(Data entries)
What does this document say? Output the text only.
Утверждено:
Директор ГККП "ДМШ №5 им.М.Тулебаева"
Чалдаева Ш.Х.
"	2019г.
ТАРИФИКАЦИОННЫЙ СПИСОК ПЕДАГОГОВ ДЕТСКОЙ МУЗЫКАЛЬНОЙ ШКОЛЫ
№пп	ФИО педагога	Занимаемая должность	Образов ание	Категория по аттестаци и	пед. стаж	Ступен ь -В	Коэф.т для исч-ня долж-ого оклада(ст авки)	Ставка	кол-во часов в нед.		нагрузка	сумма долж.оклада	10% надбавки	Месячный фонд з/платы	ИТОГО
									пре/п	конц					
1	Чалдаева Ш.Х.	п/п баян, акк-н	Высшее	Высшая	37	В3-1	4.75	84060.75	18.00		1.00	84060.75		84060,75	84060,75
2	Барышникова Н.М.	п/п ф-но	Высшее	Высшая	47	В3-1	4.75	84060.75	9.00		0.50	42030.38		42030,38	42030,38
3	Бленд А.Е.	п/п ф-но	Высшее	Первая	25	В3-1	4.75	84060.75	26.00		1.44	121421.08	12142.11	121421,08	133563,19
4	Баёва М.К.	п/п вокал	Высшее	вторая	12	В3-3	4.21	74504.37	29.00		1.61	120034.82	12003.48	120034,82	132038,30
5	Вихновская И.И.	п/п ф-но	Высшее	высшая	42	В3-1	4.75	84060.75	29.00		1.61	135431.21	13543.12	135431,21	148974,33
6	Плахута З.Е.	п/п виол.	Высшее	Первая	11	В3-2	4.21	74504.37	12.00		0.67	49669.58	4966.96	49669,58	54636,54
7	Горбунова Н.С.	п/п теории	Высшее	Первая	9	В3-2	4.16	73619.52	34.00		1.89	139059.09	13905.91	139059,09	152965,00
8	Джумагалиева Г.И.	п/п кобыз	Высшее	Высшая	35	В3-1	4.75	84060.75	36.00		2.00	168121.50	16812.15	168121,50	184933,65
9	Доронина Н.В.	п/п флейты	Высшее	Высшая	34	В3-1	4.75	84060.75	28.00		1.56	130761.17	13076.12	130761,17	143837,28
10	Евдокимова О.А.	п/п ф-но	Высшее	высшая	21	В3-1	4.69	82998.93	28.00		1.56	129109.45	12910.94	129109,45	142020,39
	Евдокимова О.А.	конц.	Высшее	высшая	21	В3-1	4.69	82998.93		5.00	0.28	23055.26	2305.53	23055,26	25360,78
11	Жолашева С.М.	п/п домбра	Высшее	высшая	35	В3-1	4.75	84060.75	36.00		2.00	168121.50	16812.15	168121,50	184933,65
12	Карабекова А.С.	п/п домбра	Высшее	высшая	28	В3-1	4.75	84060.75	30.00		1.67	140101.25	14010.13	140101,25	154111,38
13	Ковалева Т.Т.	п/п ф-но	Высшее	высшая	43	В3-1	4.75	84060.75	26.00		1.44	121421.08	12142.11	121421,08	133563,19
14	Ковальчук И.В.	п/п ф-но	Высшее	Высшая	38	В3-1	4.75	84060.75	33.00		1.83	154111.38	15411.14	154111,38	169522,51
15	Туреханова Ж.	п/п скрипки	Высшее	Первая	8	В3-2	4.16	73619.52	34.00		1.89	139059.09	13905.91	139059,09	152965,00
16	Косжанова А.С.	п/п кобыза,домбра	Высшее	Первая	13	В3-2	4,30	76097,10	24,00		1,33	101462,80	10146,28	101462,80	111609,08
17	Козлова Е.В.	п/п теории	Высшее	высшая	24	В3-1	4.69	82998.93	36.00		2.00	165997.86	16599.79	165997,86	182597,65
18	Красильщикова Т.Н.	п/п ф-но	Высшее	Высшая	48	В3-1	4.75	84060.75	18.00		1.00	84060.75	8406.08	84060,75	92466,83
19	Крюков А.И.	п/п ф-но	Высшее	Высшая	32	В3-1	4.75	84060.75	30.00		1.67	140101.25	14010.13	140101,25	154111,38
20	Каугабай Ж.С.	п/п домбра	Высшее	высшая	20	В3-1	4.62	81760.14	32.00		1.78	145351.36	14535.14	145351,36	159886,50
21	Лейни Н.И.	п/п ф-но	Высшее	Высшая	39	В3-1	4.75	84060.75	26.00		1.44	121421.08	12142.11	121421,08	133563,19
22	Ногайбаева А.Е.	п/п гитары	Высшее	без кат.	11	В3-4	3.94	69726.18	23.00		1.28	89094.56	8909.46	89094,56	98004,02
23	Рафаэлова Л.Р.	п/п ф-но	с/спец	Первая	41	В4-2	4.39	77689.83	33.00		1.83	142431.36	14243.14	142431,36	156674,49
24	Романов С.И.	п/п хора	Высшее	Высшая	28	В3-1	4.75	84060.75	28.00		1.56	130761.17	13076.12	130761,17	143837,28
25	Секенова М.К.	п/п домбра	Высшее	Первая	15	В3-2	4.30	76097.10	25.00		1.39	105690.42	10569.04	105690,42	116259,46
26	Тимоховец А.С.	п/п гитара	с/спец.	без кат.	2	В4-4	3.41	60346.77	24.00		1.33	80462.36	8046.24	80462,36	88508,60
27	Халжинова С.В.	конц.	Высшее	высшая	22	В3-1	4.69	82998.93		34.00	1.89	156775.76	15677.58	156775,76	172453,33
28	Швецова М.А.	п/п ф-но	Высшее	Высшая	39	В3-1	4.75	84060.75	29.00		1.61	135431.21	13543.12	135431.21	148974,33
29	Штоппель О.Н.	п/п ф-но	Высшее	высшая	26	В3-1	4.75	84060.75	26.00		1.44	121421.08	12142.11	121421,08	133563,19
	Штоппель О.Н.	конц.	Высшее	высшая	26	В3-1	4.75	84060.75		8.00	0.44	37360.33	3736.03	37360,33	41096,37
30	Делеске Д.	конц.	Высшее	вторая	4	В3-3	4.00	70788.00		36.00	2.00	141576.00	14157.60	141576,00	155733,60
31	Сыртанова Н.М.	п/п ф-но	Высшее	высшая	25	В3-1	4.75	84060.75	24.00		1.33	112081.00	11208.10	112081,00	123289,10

▶ [TASK BRIEF]: In the listing, find all lines with the string "Штоппель" and copy them.

▶ [SOLVED PROBLEM]:
29	Штоппель О.Н.	п/п ф-но	Высшее	высшая	26	В3-1	4.75	84060.75	26.00		1.44	121421.08	12142.11	121421,08	133563,19
	Штоппель О.Н.	конц.	Высшее	высшая	26	В3-1	4.75	84060.75		8.00	0.44	37360.33	3736.03	37360,33	41096,37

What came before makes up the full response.